[Do this] Output each entry that follows exactly. Images stay out.
--- Records shown ---
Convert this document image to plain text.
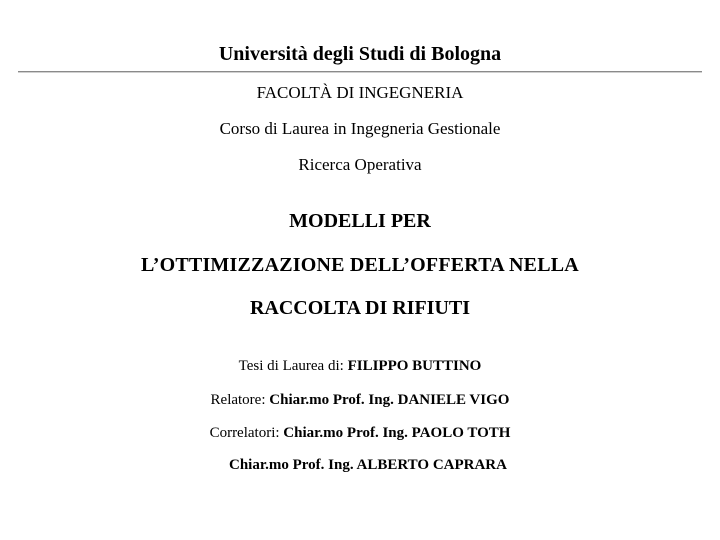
Università degli Studi di Bologna
FACOLTÀ DI INGEGNERIA
Corso di Laurea in Ingegneria Gestionale
Ricerca Operativa
MODELLI PER
L’OTTIMIZZAZIONE DELL’OFFERTA NELLA
RACCOLTA DI RIFIUTI
Tesi di Laurea di: FILIPPO BUTTINO
Relatore: Chiar.mo Prof. Ing. DANIELE VIGO
Correlatori: Chiar.mo Prof. Ing. PAOLO TOTH
Chiar.mo Prof. Ing. ALBERTO CAPRARA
---
[Answer in full]
Convert this document image to plain text.
Università degli Studi di Bologna
FACOLTÀ DI INGEGNERIA
Corso di Laurea in Ingegneria Gestionale
Ricerca Operativa
MODELLI PER
L’OTTIMIZZAZIONE DELL’OFFERTA NELLA
RACCOLTA DI RIFIUTI
Tesi di Laurea di: FILIPPO BUTTINO
Relatore: Chiar.mo Prof. Ing. DANIELE VIGO
Correlatori: Chiar.mo Prof. Ing. PAOLO TOTH
Chiar.mo Prof. Ing. ALBERTO CAPRARA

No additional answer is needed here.